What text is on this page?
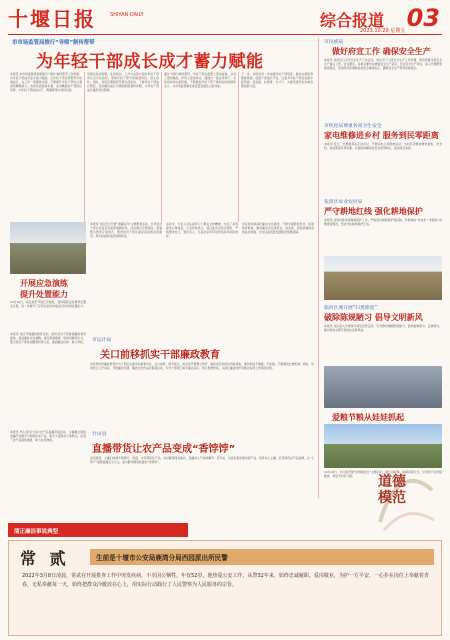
十堰日报	SHIYAN DAILY	综合报道 03
2023.10.20 星期五
市市场监管局推行“导师”制传帮带
为年轻干部成长成才蓄力赋能
本报讯 市市场监管局创新推行“导师”制传帮带工作机制，为年轻干部成长成才蓄力赋能，让年轻干部在传帮带中快速成长，在工作一线锤炼本领，不断提升年轻干部综合素质和履职能力。该局选派经验丰富、业务精湛的干部担任导师，与年轻干部结成对子，明确帮带内容和目标。
导师从政治思想、业务知识、工作方法等方面对年轻干部进行全方位指导，帮助年轻干部尽快熟悉岗位、进入角色。同时，该局定期组织开展交流座谈，了解年轻干部成长情况，及时解决成长中遇到的困难和问题，为年轻干部成长提供坚实保障。
通过“导师”制传帮带，年轻干部在思想上更加成熟，业务上更加熟练，作风上更加务实，涌现出一批业务骨干。该局将持续完善机制，不断激发年轻干部干事创业的热情和活力，为市场监管事业高质量发展注入新动能。
下一步，该局将进一步加强年轻干部培养，健全完善培养锻炼机制，搭建干部成长平台，让更多年轻干部在实践中经风雨、见世面、壮筋骨、长才干，为建设现代化市域治理贡献力量。
开展应急演练
提升处置能力
10月16日，该区组织开展应急演练，现场模拟突发事件处置全过程，进一步提升了应急队伍的快速反应和协同处置能力。
本报讯 该区近日开展“清廉家风”主题教育活动，引导党员干部以优良家风涵养清朗政风。活动通过专题讲座、观看警示教育片等形式，教育党员干部注重家庭家教家风建设，筑牢拒腐防变的思想防线。
活动中，与会人员认真学习了相关文件精神，交流了家风建设心得体会。大家纷纷表示，将以此次活动为契机，严格要求自己、管好家人，以良好家风带动党风政风持续向好。
该区将持续深化廉洁文化建设，不断丰富教育形式、拓展教育载体，推动廉洁文化进机关、进家庭，营造崇廉尚洁的良好氛围，为全区高质量发展提供坚强保障。
市运计局
关口前移抓实干部廉政教育
本报讯 该区开展廉政教育活动，组织党员干部参观廉政教育基地，接受廉政文化熏陶。通过观看展板、聆听讲解等方式，警示党员干部时刻绷紧纪律之弦，做到廉洁自律、秉公用权。
该局坚持把廉政教育作为干部队伍建设的重要内容，关口前移，抓早抓小，常态化开展警示教育、廉政谈话和岗位风险排查，推动形成不敢腐、不能腐、不想腐的长效机制。同时，该局结合工作实际，开展廉政党课、廉洁文化作品征集等活动，引导干部职工树牢廉洁意识，筑牢思想防线，以清正廉洁的作风推动各项工作落地见效。
竹山县
直播带货让农产品变成“香饽饽”
本报讯 竹山县近日举办农产品直播带货活动，主播通过网络直播平台推介当地特色农产品，吸引大量网友下单购买，拓宽了农产品销售渠道，助力农民增收。
活动现场，主播们热情介绍茶叶、香菇、木耳等特色产品，实时解答网友提问，直播间人气持续攀升。近年来，该县积极发展电商产业，培育本土主播，打造特色农产品品牌，让“土特产”借助直播走出大山，成为群众增收致富的“香饽饽”。
市民族局
做好府宣工作 确保安全生产
本报讯 该局近日召开安全生产工作会议，传达学习上级安全生产工作部署，研究部署当前安全生产重点工作。会议要求，各单位要切实增强安全生产意识，压实安全生产责任，深入开展隐患排查整治，坚决防范和遏制各类安全事故发生，确保安全生产形势持续稳定。
市疾控局尊重各项卫生安全
家电维修进乡村 服务到民零距离
本报讯 近日，志愿服务队走进乡村，开展家电义务维修活动，为村民免费检修电视机、洗衣机、电饭煲等家用电器，并现场讲解家电安全使用知识，受到村民欢迎。
张湾区农业农村局
严守耕地红线 强化耕地保护
本报讯 该局持续加强耕地保护工作，严格落实耕地保护责任制，开展耕地“非农化”“非粮化”问题排查整治，坚决守住耕地保护红线。
临河区城开展“扫黑除恶”
破除陈规陋习 倡导文明新风
本报讯 该区深入开展移风易俗宣传活动，引导群众破除陈规陋习，倡导婚事新办、丧事简办，推动形成文明节俭的社会新风尚。
爱粮节粮从娃娃抓起
10月16日，幼儿园开展“世界粮食日”主题活动，通过讲故事、做游戏等方式，引导孩子们珍惜粮食、养成节约好习惯。	道德模范
清正廉洁事说典型
常 贰	生前是十堰市公安局鹿湾分局西园派出所民警
2022年3月8日凌晨，常贰在开展排查工作中突发疾病，不幸因公牺牲，年仅52岁。他热爱公安工作，从警32年来，始终忠诚履职、爱岗敬业，为护一方平安、一心扑在岗位上奉献着青春，无私奉献每一天，始终把群众冷暖放在心上，用实际行动践行了人民警察为人民服务的宗旨。
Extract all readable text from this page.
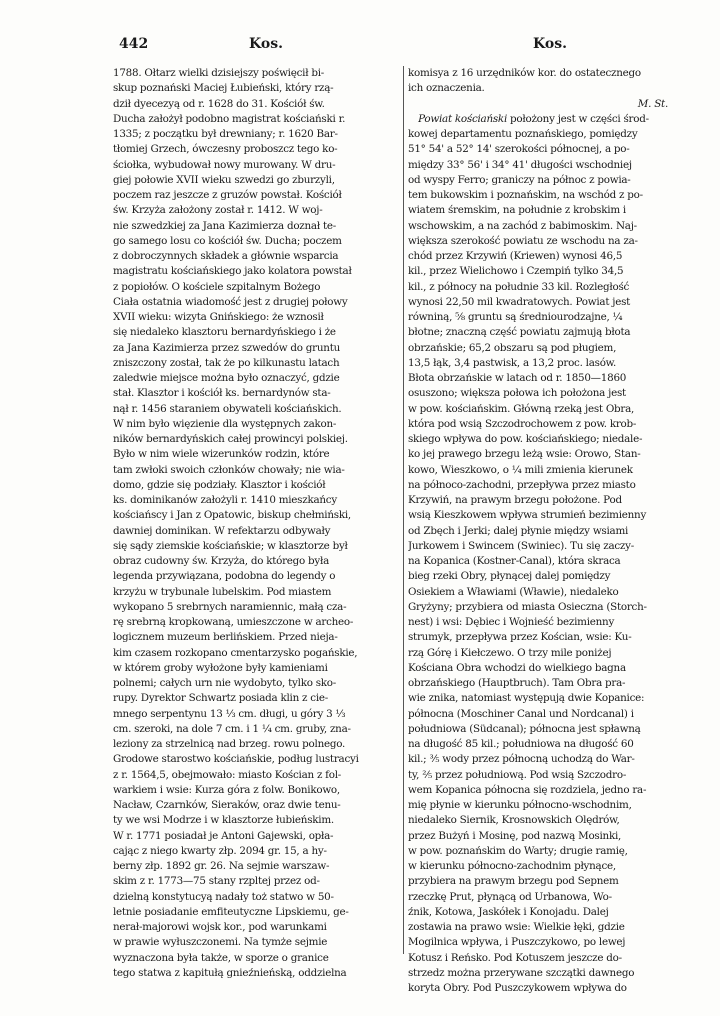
442	Kos.	Kos.
1788. Ołtarz wielki dzisiejszy poświęcił bi-
skup poznański Maciej Łubieński, który rzą-
dził dyecezyą od r. 1628 do 31. Kościół św.
Ducha założył podobno magistrat kościański r.
1335; z początku był drewniany; r. 1620 Bar-
tłomiej Grzech, ówczesny proboszcz tego ko-
ściołka, wybudował nowy murowany. W dru-
giej połowie XVII wieku szwedzi go zburzyli,
poczem raz jeszcze z gruzów powstał. Kościół
św. Krzyża założony został r. 1412. W woj-
nie szwedzkiej za Jana Kazimierza doznał te-
go samego losu co kościół św. Ducha; poczem
z dobroczynnych składek a głównie wsparcia
magistratu kościańskiego jako kolatora powstał
z popiołów. O kościele szpitalnym Bożego
Ciała ostatnia wiadomość jest z drugiej połowy
XVII wieku: wizyta Gnińskiego: że wznosił
się niedaleko klasztoru bernardyńskiego i że
za Jana Kazimierza przez szwedów do gruntu
zniszczony został, tak że po kilkunastu latach
zaledwie miejsce można było oznaczyć, gdzie
stał. Klasztor i kościół ks. bernardynów sta-
nął r. 1456 staraniem obywateli kościańskich.
W nim było więzienie dla występnych zakon-
ników bernardyńskich całej prowincyi polskiej.
Było w nim wiele wizerunków rodzin, które
tam zwłoki swoich członków chowały; nie wia-
domo, gdzie się podziały. Klasztor i kościół
ks. dominikanów założyli r. 1410 mieszkańcy
kościańscy i Jan z Opatowic, biskup chełmiński,
dawniej dominikan. W refektarzu odbywały
się sądy ziemskie kościańskie; w klasztorze był
obraz cudowny św. Krzyża, do którego była
legenda przywiązana, podobna do legendy o
krzyżu w trybunale lubelskim. Pod miastem
wykopano 5 srebrnych naramiennic, małą cza-
rę srebrną kropkowaną, umieszczone w archeo-
logicznem muzeum berlińskiem. Przed nieja-
kim czasem rozkopano cmentarzysko pogańskie,
w którem groby wyłożone były kamieniami
polnemi; całych urn nie wydobyto, tylko sko-
rupy. Dyrektor Schwartz posiada klin z cie-
mnego serpentynu 13 ⅓ cm. długi, u góry 3 ⅓
cm. szeroki, na dole 7 cm. i 1 ¼ cm. gruby, zna-
leziony za strzelnicą nad brzeg. rowu polnego.
Grodowe starostwo kościańskie, podług lustracyi
z r. 1564,5, obejmowało: miasto Kościan z fol-
warkiem i wsie: Kurza góra z folw. Bonikowo,
Nacław, Czarnków, Sieraków, oraz dwie tenu-
ty we wsi Modrze i w klasztorze łubieńskim.
W r. 1771 posiadał je Antoni Gajewski, opła-
cając z niego kwarty złp. 2094 gr. 15, a hy-
berny złp. 1892 gr. 26. Na sejmie warszaw-
skim z r. 1773—75 stany rzpltej przez od-
dzielną konstytucyą nadały toż statwo w 50-
letnie posiadanie emfiteutyczne Lipskiemu, ge-
nerał-majorowi wojsk kor., pod warunkami
w prawie wyłuszczonemi. Na tymże sejmie
wyznaczona była także, w sporze o granice
tego statwa z kapitułą gnieźnieńską, oddzielna
komisya z 16 urzędników kor. do ostatecznego
ich oznaczenia.
M. St.
 Powiat kościański położony jest w części środ-
kowej departamentu poznańskiego, pomiędzy
51° 54' a 52° 14' szerokości północnej, a po-
między 33° 56' i 34° 41' długości wschodniej
od wyspy Ferro; graniczy na północ z powia-
tem bukowskim i poznańskim, na wschód z po-
wiatem śremskim, na południe z krobskim i
wschowskim, a na zachód z babimoskim. Naj-
większa szerokość powiatu ze wschodu na za-
chód przez Krzywiń (Kriewen) wynosi 46,5
kil., przez Wielichowo i Czempiń tylko 34,5
kil., z północy na południe 33 kil. Rozległość
wynosi 22,50 mil kwadratowych. Powiat jest
równiną, ⅝ gruntu są średniourodzajne, ¼
błotne; znaczną część powiatu zajmują błota
obrzańskie; 65,2 obszaru są pod pługiem,
13,5 łąk, 3,4 pastwisk, a 13,2 proc. lasów.
Błota obrzańskie w latach od r. 1850—1860
osuszono; większa połowa ich położona jest
w pow. kościańskim. Główną rzeką jest Obra,
która pod wsią Szczodrochowem z pow. krob-
skiego wpływa do pow. kościańskiego; niedale-
ko jej prawego brzegu leżą wsie: Orowo, Stan-
kowo, Wieszkowo, o ¼ mili zmienia kierunek
na północo-zachodni, przepływa przez miasto
Krzywiń, na prawym brzegu położone. Pod
wsią Kieszkowem wpływa strumień bezimienny
od Zbęch i Jerki; dalej płynie między wsiami
Jurkowem i Swincem (Swiniec). Tu się zaczy-
na Kopanica (Kostner-Canal), która skraca
bieg rzeki Obry, płynącej dalej pomiędzy
Osiekiem a Wławiami (Wławie), niedaleko
Gryżyny; przybiera od miasta Osieczna (Storch-
nest) i wsi: Dębiec i Wojnieść bezimienny
strumyk, przepływa przez Kościan, wsie: Ku-
rzą Górę i Kiełczewo. O trzy mile poniżej
Kościana Obra wchodzi do wielkiego bagna
obrzańskiego (Hauptbruch). Tam Obra pra-
wie znika, natomiast występują dwie Kopanice:
północna (Moschiner Canal und Nordcanal) i
południowa (Südcanal); północna jest spławną
na długość 85 kil.; południowa na długość 60
kil.; ⅗ wody przez północną uchodzą do War-
ty, ⅖ przez południową. Pod wsią Szczodro-
wem Kopanica północna się rozdziela, jedno ra-
mię płynie w kierunku północno-wschodnim,
niedaleko Siernik, Krosnowskich Olędrów,
przez Bużyń i Mosinę, pod nazwą Mosinki,
w pow. poznańskim do Warty; drugie ramię,
w kierunku północno-zachodnim płynące,
przybiera na prawym brzegu pod Sepnem
rzeczkę Prut, płynącą od Urbanowa, Wo-
źnik, Kotowa, Jaskółek i Konojadu. Dalej
zostawia na prawo wsie: Wielkie łęki, gdzie
Mogilnica wpływa, i Puszczykowo, po lewej
Kotusz i Reńsko. Pod Kotuszem jeszcze do-
strzedz można przerywane szczątki dawnego
koryta Obry. Pod Puszczykowem wpływa do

....

SHORT PROBLEM » Search the entries for the word "poznańskim", then list each line that holds it.

TASK ANSWER »
tem bukowskim i poznańskim, na wschód z po-
w pow. poznańskim do Warty; drugie ramię,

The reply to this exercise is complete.